• **Your task**
Each line that holds the word "document" is to be identified and copied.

• **Available records**

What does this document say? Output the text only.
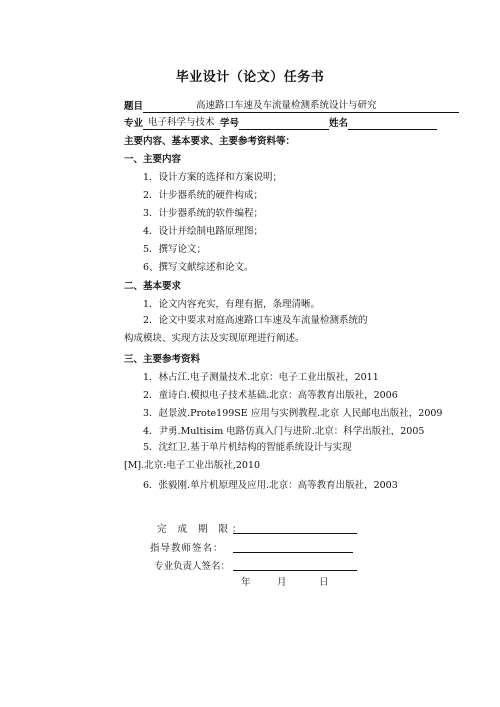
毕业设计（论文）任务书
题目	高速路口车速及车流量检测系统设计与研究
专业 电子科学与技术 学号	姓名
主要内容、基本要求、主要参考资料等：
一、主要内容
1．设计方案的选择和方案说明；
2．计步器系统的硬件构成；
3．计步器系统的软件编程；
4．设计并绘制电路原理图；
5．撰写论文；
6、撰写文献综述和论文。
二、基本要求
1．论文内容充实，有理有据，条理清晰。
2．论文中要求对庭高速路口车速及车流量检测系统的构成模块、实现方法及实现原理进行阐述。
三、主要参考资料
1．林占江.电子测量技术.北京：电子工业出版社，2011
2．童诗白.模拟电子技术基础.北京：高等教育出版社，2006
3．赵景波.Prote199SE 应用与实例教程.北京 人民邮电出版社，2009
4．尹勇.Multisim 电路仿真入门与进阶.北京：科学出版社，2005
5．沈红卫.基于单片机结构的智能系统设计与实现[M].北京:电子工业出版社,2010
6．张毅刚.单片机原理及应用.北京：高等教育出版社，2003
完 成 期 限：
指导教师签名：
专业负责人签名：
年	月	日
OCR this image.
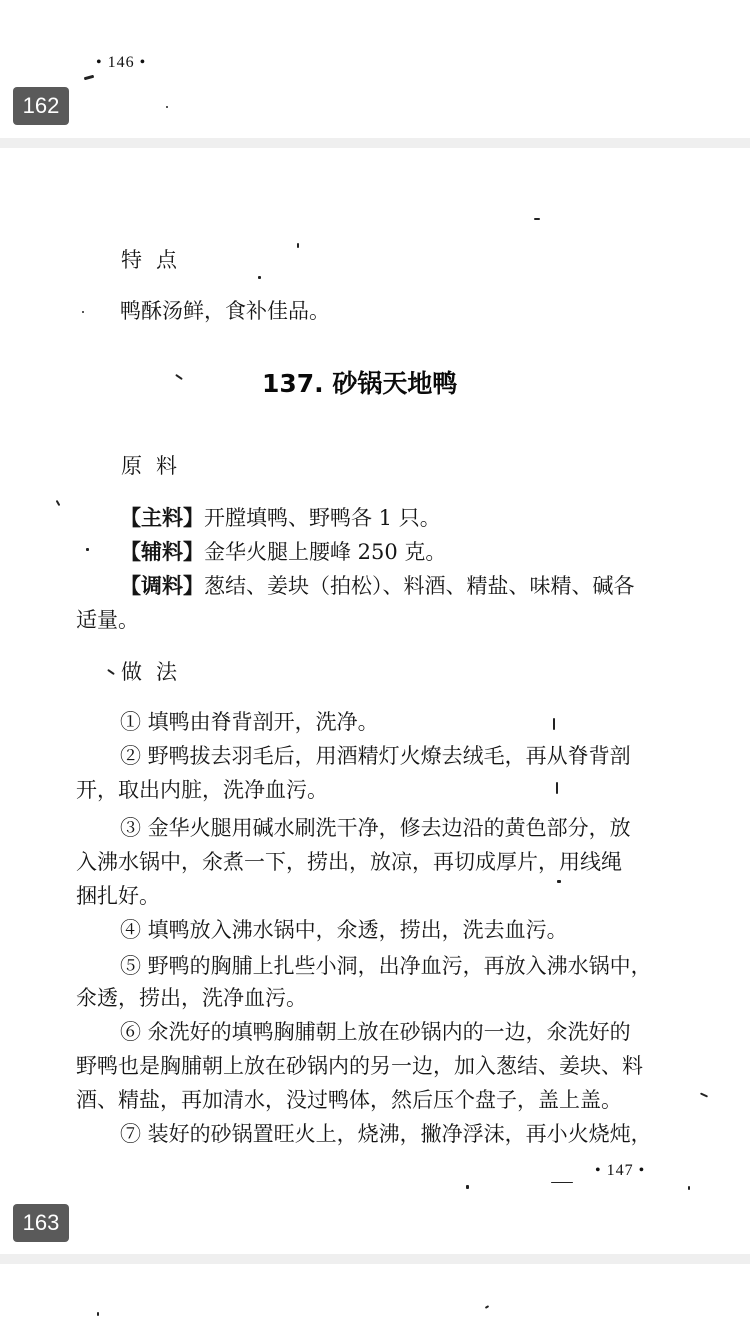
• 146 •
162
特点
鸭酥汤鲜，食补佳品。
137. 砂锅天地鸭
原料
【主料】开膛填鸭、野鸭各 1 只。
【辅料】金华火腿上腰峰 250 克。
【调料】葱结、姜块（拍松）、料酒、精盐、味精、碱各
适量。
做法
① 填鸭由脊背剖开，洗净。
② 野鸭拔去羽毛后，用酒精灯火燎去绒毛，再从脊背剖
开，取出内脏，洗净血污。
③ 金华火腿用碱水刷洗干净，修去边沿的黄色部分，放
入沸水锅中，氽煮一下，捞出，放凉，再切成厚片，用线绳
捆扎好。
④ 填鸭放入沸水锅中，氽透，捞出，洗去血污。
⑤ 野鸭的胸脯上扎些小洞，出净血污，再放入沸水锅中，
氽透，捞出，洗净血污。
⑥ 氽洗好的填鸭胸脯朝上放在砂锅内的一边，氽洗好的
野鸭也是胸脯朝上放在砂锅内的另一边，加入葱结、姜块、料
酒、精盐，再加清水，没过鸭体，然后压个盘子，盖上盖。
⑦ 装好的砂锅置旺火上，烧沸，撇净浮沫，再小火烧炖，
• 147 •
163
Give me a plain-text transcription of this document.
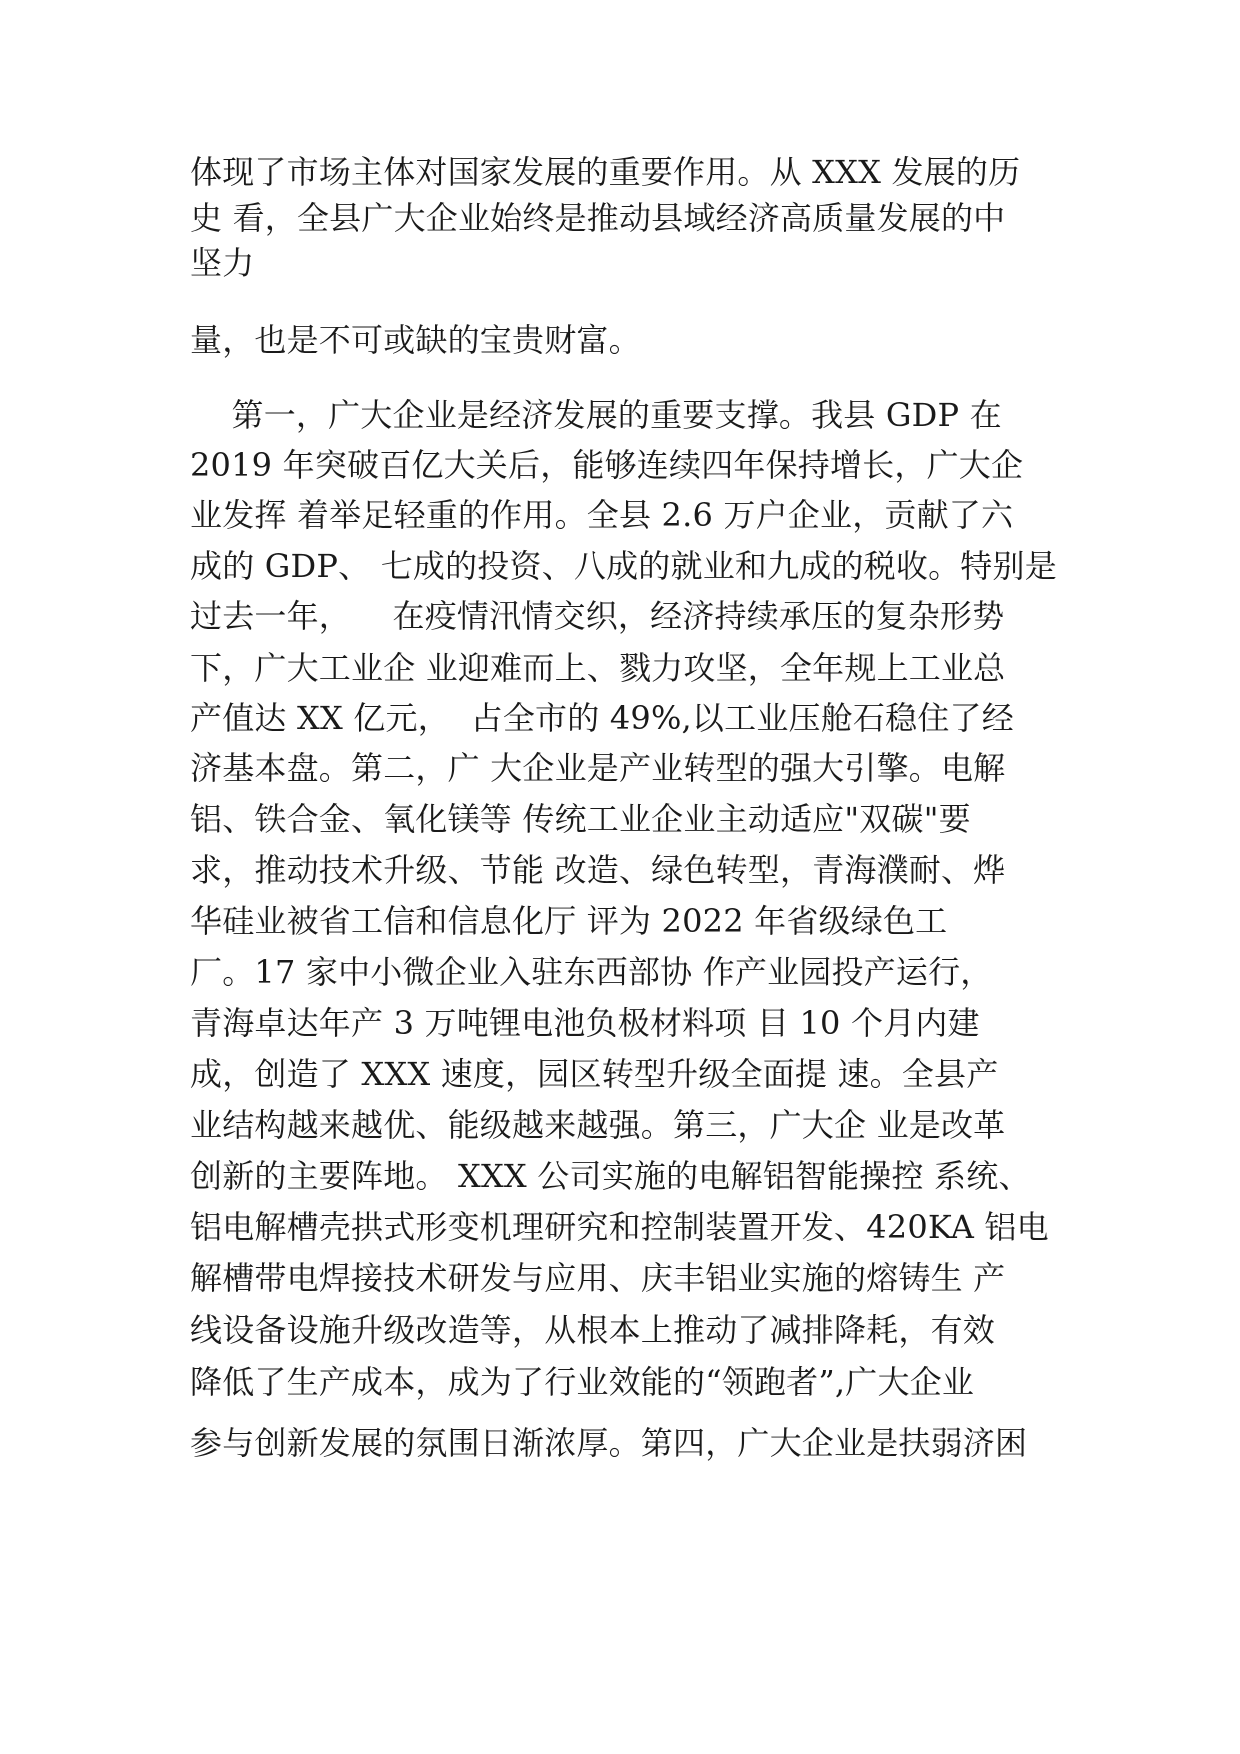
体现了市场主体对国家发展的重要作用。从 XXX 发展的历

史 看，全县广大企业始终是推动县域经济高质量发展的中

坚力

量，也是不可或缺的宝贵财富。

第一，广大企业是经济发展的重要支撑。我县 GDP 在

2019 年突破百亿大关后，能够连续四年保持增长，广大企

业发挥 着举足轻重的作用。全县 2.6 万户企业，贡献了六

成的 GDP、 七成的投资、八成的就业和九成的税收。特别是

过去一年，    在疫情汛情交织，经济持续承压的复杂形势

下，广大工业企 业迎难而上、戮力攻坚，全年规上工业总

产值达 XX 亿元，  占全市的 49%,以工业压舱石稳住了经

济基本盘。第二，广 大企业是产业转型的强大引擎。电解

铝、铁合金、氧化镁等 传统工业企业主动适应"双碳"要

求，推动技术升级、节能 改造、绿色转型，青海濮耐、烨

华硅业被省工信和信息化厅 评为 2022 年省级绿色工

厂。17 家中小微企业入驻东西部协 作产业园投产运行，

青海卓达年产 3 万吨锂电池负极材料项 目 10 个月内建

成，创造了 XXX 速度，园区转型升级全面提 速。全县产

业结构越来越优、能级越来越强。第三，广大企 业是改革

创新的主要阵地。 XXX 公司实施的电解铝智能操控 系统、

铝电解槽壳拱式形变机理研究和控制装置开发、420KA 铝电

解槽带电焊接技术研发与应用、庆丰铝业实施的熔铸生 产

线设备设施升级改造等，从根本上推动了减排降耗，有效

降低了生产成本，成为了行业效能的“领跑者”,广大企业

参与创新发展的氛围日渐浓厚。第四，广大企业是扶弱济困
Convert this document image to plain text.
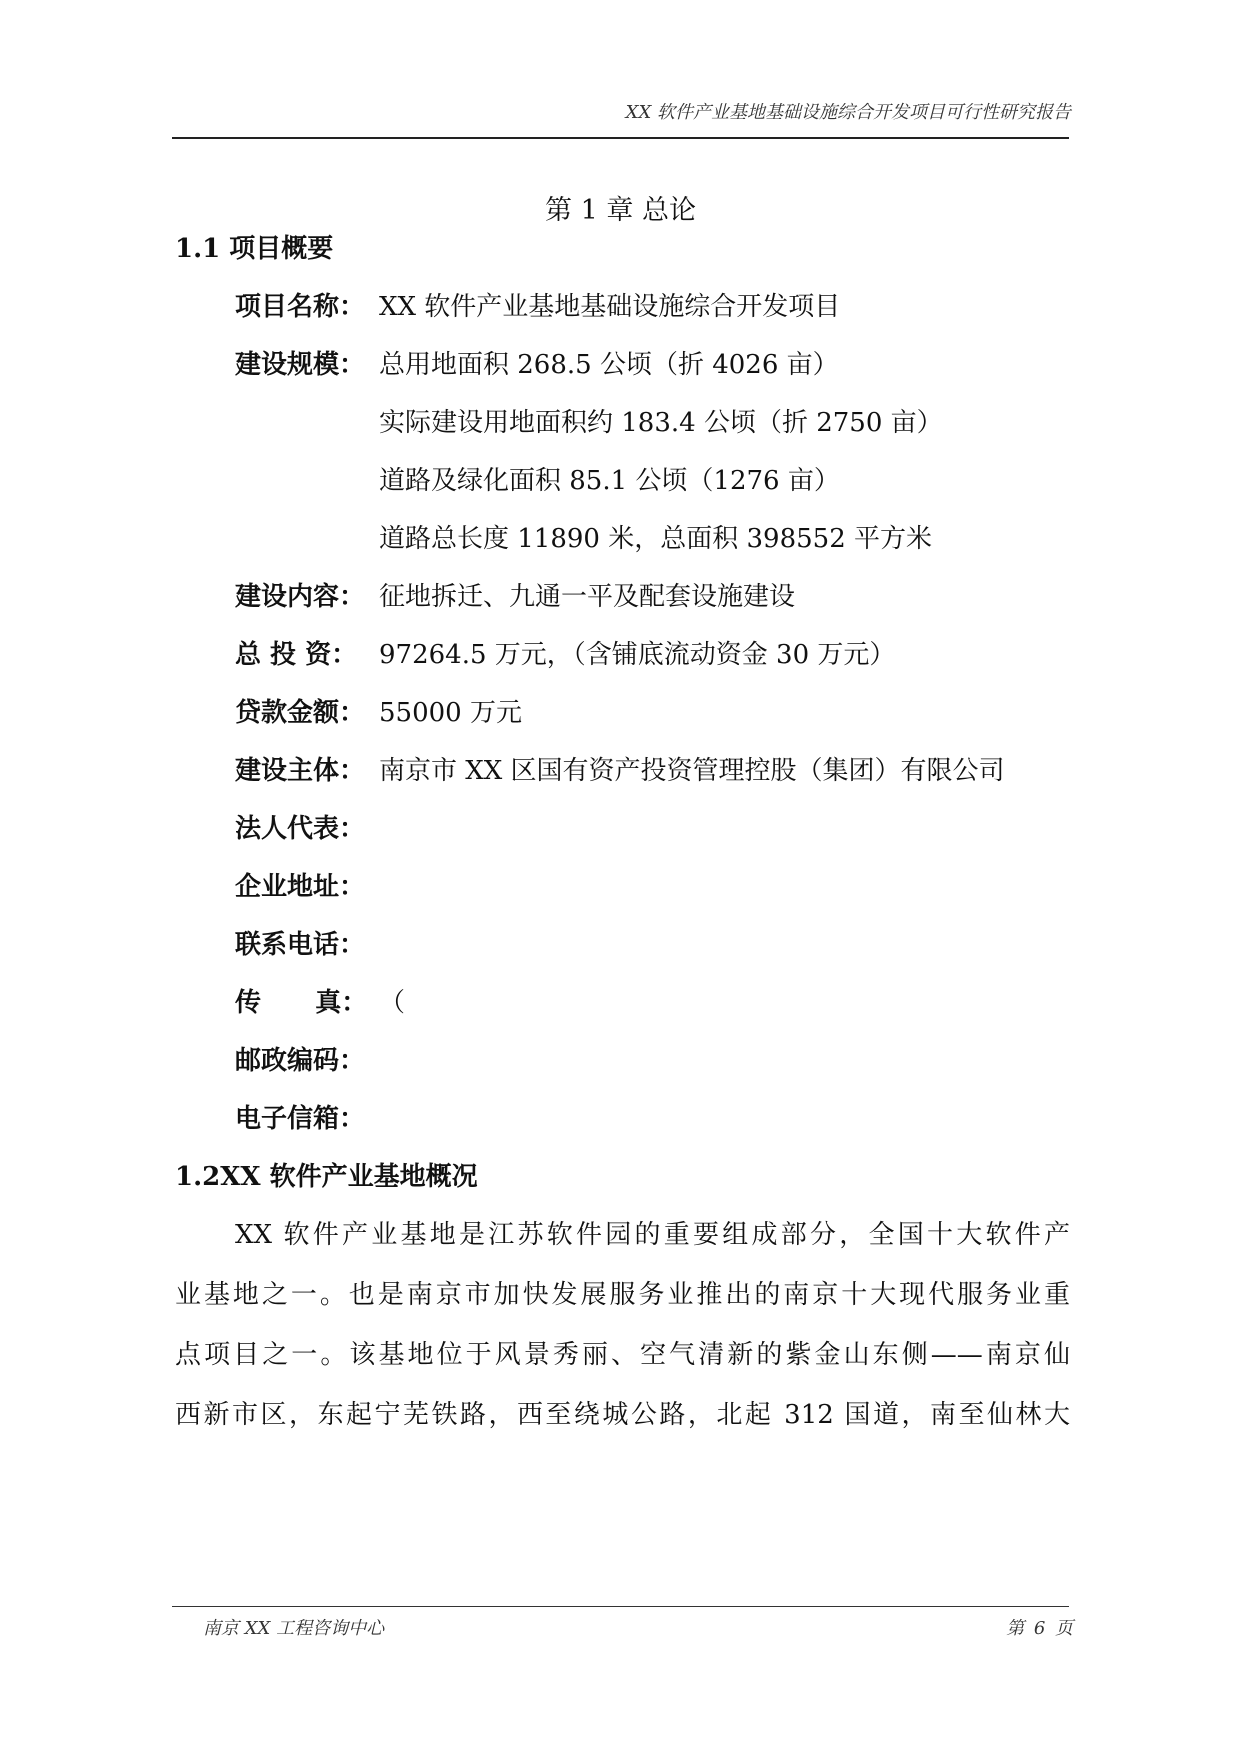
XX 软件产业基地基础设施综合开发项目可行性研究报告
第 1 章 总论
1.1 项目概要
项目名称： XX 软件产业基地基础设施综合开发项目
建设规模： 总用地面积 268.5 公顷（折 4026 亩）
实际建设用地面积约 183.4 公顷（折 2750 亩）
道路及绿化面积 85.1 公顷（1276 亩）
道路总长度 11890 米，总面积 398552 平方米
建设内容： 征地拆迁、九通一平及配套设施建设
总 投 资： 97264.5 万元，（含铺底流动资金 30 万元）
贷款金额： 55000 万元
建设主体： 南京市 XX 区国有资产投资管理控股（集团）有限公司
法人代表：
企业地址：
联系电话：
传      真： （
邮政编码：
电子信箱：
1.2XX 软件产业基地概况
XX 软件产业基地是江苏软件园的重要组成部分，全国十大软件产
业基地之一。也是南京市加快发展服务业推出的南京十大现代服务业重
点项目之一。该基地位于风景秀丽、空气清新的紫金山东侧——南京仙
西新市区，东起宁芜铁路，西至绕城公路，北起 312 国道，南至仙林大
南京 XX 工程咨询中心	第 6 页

• **Result for this exercise**
What does this document say? Output the text only.
Give me a plain-text transcription of this document.
Convert this document image to plain text.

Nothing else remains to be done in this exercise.